In the records below, the line that contains "Give me the" marks the start. Copy it and each line after it through the end, exactly, without pictures.

======

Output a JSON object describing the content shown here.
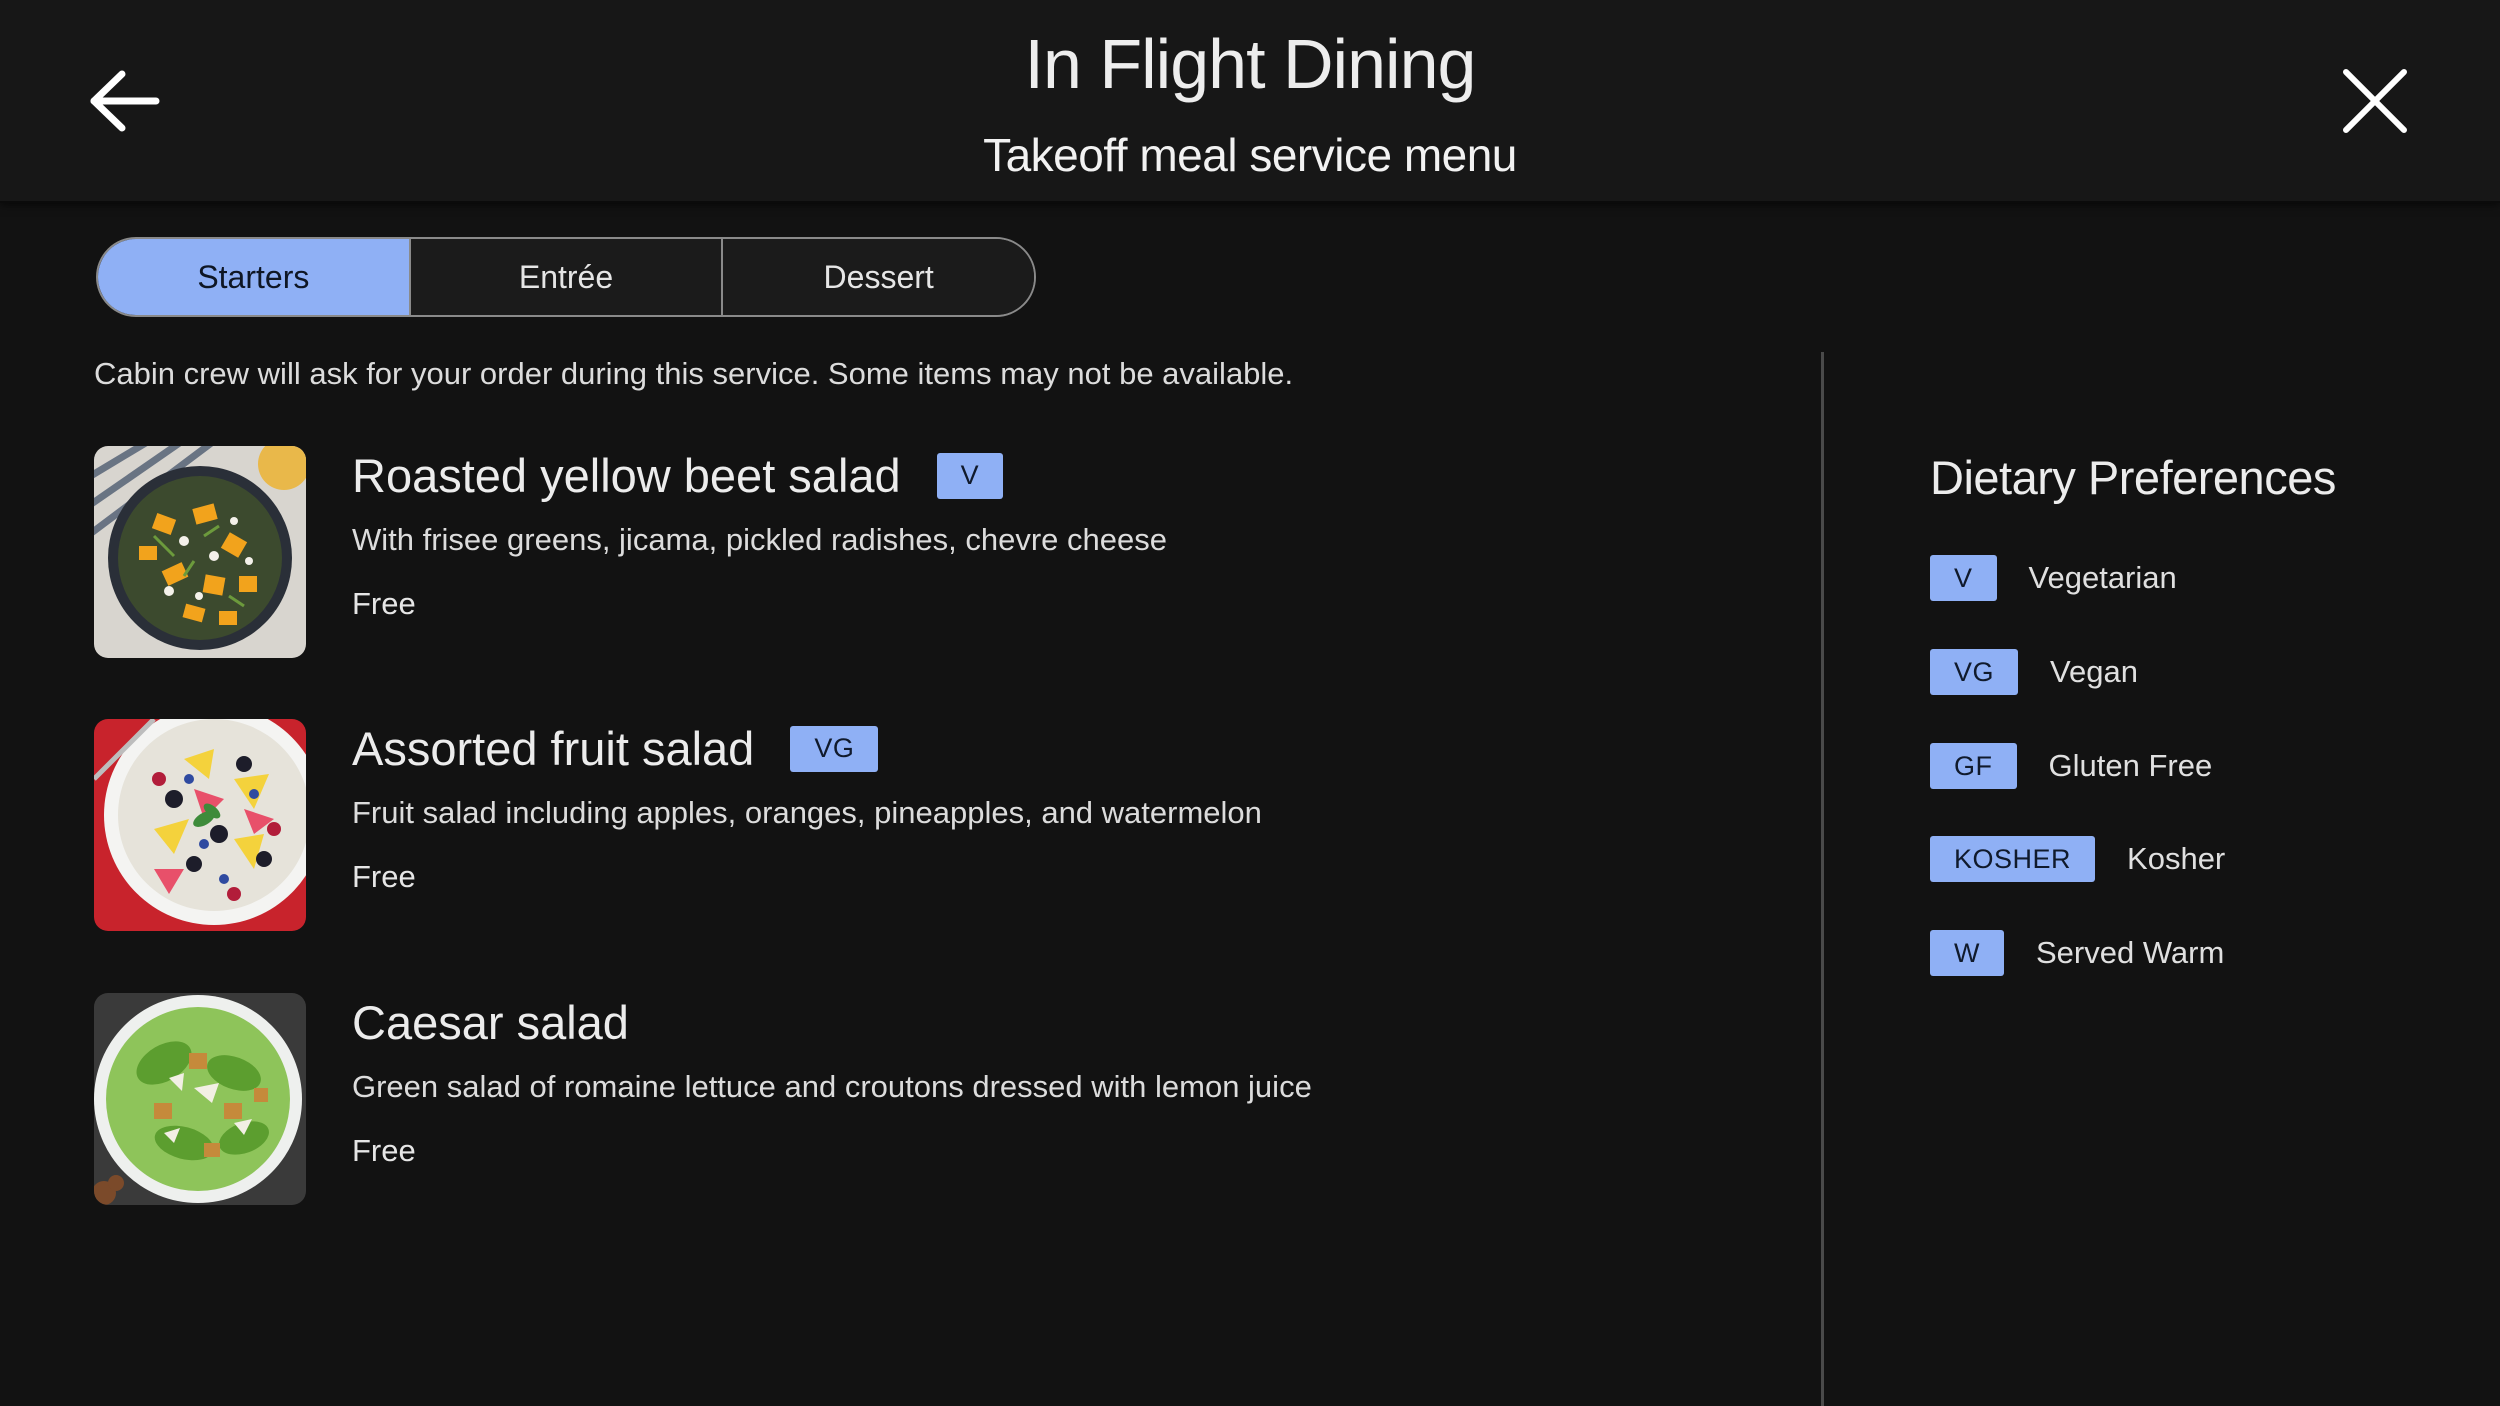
{
  "header": {
    "title": "In Flight Dining",
    "subtitle": "Takeoff meal service menu",
    "back_icon": "arrow-left-icon",
    "close_icon": "close-icon"
  },
  "tabs": [
    {
      "label": "Starters",
      "active": true
    },
    {
      "label": "Entrée",
      "active": false
    },
    {
      "label": "Dessert",
      "active": false
    }
  ],
  "notice": "Cabin crew will ask for your order during this service. Some items may not be available.",
  "items": [
    {
      "name": "Roasted yellow beet salad",
      "tag": "V",
      "description": "With frisee greens, jicama, pickled radishes, chevre cheese",
      "price": "Free"
    },
    {
      "name": "Assorted fruit salad",
      "tag": "VG",
      "description": "Fruit salad including apples, oranges, pineapples, and watermelon",
      "price": "Free"
    },
    {
      "name": "Caesar salad",
      "tag": "",
      "description": "Green salad of romaine lettuce and croutons dressed with lemon juice",
      "price": "Free"
    }
  ],
  "dietary": {
    "title": "Dietary Preferences",
    "entries": [
      {
        "tag": "V",
        "label": "Vegetarian"
      },
      {
        "tag": "VG",
        "label": "Vegan"
      },
      {
        "tag": "GF",
        "label": "Gluten Free"
      },
      {
        "tag": "KOSHER",
        "label": "Kosher"
      },
      {
        "tag": "W",
        "label": "Served Warm"
      }
    ]
  },
  "colors": {
    "background": "#121212",
    "header": "#171717",
    "accent": "#8fb0f5",
    "divider": "#4a4a4a"
  }
}
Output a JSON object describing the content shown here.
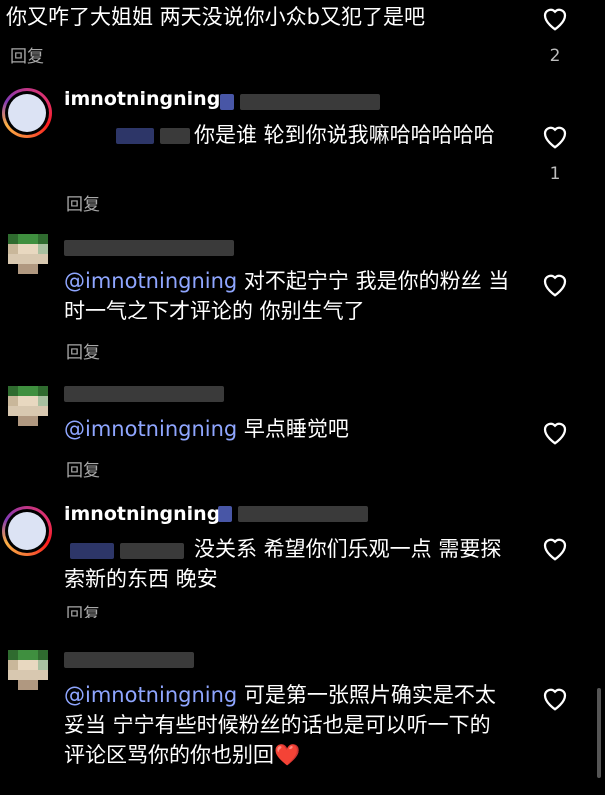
{
  "comments": [
    {
      "text": "你又咋了大姐姐 两天没说你小众b又犯了是吧",
      "reply": "回复",
      "likes": "2"
    },
    {
      "username": "imnotningning",
      "text": "你是谁 轮到你说我嘛哈哈哈哈哈",
      "reply": "回复",
      "likes": "1"
    },
    {
      "mention": "@imnotningning",
      "text": " 对不起宁宁 我是你的粉丝 当时一气之下才评论的 你别生气了",
      "reply": "回复"
    },
    {
      "mention": "@imnotningning",
      "text": " 早点睡觉吧",
      "reply": "回复"
    },
    {
      "username": "imnotningning",
      "text": "没关系 希望你们乐观一点 需要探索新的东西 晚安",
      "reply": "回复"
    },
    {
      "mention": "@imnotningning",
      "text": " 可是第一张照片确实是不太妥当 宁宁有些时候粉丝的话也是可以听一下的 评论区骂你的你也别回",
      "emoji": "❤️"
    }
  ],
  "icons": {
    "like": "heart-outline-icon",
    "emoji": "red-heart-emoji"
  },
  "colors": {
    "mention": "#8fa6ff",
    "secondary_text": "#a8a8a8"
  }
}
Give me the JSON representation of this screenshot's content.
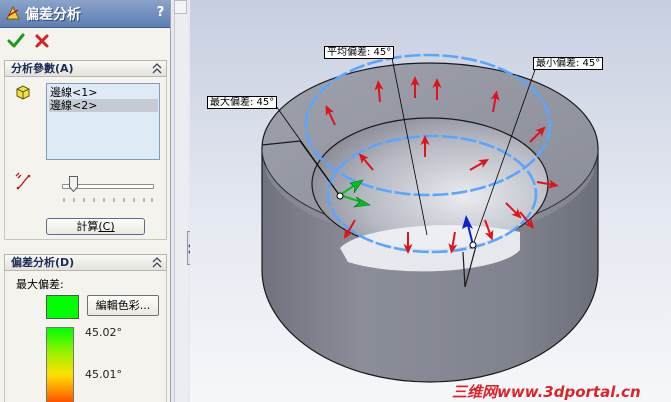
{
  "window": {
    "title": "偏差分析",
    "help": "?"
  },
  "params_group": {
    "title": "分析參數(A)",
    "edges": [
      "邊線<1>",
      "邊線<2>"
    ],
    "calculate_label": "計算",
    "calculate_shortcut": "(C)"
  },
  "deviation_group": {
    "title": "偏差分析(D)",
    "max_deviation_label": "最大偏差:",
    "swatch_color": "#00ff00",
    "edit_color_label": "編輯色彩...",
    "legend_labels": [
      "45.02°",
      "45.01°"
    ]
  },
  "viewport": {
    "callouts": {
      "average": "平均偏差: 45°",
      "minimum": "最小偏差: 45°",
      "maximum": "最大偏差: 45°"
    },
    "watermark": "三维网www.3dportal.cn"
  },
  "colors": {
    "arrow": "#e0121b",
    "arrow_max": "#00c21c",
    "arrow_min": "#1020d0",
    "edge_highlight": "#5aa6ff"
  }
}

======

▶ _Reply_
Give me the JSON representation of this screenshot's content.
{
  "window": {
    "title": "偏差分析",
    "help": "?"
  },
  "params_group": {
    "title": "分析參數(A)",
    "edges": [
      "邊線<1>",
      "邊線<2>"
    ],
    "calculate_label": "計算",
    "calculate_shortcut": "(C)"
  },
  "deviation_group": {
    "title": "偏差分析(D)",
    "max_deviation_label": "最大偏差:",
    "swatch_color": "#00ff00",
    "edit_color_label": "編輯色彩...",
    "legend_labels": [
      "45.02°",
      "45.01°"
    ]
  },
  "viewport": {
    "callouts": {
      "average": "平均偏差: 45°",
      "minimum": "最小偏差: 45°",
      "maximum": "最大偏差: 45°"
    },
    "watermark": "三维网www.3dportal.cn"
  },
  "colors": {
    "arrow": "#e0121b",
    "arrow_max": "#00c21c",
    "arrow_min": "#1020d0",
    "edge_highlight": "#5aa6ff"
  }
}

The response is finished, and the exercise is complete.